Your instructions
Locate each line with the string "Manchester" in the listing below and copy it.

··· Data records

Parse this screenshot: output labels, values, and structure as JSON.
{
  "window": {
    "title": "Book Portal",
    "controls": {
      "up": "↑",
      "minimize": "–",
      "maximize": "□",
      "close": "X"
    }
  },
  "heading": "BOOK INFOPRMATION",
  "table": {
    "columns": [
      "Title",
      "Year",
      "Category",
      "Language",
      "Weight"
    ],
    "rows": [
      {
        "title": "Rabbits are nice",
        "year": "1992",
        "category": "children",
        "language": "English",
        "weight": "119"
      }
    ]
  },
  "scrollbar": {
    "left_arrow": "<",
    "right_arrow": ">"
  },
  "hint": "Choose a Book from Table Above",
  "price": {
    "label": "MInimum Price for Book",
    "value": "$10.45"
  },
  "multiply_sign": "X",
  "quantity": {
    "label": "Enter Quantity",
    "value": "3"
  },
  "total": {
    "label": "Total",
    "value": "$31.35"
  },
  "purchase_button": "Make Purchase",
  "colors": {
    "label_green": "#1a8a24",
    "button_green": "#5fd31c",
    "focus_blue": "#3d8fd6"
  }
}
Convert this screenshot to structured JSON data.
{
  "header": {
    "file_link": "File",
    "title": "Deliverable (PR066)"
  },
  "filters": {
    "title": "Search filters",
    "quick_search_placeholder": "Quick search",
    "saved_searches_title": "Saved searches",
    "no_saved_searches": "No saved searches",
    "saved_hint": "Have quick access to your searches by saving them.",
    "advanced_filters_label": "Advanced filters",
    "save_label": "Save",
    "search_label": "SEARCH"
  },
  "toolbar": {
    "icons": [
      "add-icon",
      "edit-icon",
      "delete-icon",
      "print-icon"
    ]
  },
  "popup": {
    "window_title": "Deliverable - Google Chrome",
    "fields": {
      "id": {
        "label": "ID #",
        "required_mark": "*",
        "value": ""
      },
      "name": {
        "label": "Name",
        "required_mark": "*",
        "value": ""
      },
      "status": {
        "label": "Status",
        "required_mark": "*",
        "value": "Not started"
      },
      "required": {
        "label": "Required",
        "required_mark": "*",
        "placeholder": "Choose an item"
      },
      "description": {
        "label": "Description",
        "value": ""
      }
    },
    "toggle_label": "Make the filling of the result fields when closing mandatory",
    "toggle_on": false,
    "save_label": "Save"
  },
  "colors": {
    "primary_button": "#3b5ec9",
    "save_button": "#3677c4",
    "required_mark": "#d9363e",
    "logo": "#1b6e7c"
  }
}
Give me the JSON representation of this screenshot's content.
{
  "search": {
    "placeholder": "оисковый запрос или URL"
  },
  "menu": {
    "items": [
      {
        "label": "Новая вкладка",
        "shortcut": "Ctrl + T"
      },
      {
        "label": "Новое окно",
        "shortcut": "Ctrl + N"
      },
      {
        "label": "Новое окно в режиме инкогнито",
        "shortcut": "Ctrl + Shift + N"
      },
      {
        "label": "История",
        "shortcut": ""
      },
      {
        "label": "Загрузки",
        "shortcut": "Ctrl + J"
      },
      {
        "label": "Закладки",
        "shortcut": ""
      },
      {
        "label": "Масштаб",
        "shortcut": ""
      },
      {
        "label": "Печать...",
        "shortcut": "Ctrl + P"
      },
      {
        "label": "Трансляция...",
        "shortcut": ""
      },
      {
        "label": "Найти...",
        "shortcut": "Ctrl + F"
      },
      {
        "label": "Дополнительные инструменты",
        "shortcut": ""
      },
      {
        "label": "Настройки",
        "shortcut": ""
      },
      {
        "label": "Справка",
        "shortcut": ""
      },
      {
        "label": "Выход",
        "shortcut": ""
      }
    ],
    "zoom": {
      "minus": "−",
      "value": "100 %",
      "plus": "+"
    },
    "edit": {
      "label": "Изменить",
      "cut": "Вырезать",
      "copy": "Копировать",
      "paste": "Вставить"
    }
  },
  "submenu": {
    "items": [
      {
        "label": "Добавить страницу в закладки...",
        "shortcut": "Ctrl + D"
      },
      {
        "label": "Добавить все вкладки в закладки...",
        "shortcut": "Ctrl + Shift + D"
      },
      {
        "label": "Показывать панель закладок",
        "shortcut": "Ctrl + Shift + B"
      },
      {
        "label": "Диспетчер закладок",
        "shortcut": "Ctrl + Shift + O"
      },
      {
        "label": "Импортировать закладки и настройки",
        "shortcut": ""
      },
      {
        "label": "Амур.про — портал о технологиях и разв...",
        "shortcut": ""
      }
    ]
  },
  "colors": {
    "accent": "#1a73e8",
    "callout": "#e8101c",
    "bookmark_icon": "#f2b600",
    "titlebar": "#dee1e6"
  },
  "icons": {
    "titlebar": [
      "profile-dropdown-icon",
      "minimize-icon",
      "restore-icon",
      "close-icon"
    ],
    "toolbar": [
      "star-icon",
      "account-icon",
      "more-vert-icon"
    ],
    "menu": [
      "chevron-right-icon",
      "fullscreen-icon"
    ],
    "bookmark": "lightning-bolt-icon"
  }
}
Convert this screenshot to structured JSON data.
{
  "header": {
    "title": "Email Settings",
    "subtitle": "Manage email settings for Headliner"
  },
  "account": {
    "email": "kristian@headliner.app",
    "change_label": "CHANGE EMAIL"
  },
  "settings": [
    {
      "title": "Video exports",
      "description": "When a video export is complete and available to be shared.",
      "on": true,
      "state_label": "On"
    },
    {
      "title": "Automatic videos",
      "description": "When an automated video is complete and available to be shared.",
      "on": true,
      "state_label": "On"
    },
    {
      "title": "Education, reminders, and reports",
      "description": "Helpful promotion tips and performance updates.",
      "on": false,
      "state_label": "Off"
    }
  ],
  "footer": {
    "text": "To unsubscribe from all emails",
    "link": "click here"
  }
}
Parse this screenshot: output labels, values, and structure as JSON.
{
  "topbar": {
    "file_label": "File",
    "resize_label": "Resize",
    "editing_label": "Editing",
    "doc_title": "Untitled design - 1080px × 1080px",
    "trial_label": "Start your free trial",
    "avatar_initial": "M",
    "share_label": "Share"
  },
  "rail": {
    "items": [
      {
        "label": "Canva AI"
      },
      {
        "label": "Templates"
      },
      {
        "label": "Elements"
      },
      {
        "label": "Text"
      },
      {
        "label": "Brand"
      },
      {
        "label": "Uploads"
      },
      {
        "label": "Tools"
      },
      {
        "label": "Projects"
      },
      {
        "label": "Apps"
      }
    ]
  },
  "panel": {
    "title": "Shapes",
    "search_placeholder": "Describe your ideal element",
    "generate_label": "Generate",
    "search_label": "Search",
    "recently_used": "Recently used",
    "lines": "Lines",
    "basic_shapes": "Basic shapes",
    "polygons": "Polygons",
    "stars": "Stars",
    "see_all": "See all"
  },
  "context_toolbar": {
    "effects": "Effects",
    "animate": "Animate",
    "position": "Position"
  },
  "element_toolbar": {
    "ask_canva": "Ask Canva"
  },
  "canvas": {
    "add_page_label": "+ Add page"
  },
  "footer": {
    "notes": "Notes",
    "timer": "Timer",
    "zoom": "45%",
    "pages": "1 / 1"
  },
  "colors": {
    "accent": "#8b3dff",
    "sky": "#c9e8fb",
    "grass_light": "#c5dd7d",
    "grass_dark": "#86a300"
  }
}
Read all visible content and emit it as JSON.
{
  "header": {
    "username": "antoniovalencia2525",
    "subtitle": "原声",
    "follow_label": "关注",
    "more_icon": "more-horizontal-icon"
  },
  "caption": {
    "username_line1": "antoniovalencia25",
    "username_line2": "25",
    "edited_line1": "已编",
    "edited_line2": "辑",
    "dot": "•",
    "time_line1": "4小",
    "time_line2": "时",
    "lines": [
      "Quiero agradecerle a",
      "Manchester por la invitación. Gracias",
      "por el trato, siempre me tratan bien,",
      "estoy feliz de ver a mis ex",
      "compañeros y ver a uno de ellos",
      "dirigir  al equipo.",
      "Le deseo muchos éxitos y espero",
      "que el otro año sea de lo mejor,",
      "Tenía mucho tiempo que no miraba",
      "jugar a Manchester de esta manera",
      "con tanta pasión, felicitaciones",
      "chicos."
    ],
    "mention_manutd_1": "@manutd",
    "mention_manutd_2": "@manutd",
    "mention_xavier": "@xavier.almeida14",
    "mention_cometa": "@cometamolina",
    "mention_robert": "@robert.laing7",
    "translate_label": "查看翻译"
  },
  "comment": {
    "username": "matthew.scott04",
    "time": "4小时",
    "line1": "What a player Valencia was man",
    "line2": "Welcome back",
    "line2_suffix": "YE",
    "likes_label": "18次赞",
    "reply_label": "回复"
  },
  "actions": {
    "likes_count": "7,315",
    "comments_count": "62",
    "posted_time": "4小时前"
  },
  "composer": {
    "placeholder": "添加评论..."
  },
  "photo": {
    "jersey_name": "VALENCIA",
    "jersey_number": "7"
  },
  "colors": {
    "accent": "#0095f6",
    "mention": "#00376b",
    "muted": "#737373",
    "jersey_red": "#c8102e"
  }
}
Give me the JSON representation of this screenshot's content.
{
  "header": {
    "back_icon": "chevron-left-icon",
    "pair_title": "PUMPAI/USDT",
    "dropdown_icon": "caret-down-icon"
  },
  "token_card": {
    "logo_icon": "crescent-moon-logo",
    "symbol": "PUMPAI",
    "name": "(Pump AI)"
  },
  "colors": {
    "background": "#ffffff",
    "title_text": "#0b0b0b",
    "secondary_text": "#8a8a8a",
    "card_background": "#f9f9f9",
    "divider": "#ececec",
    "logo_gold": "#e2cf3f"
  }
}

······

Problem solution
      "Manchester por la invitación. Gracias",
      "jugar a Manchester de esta manera",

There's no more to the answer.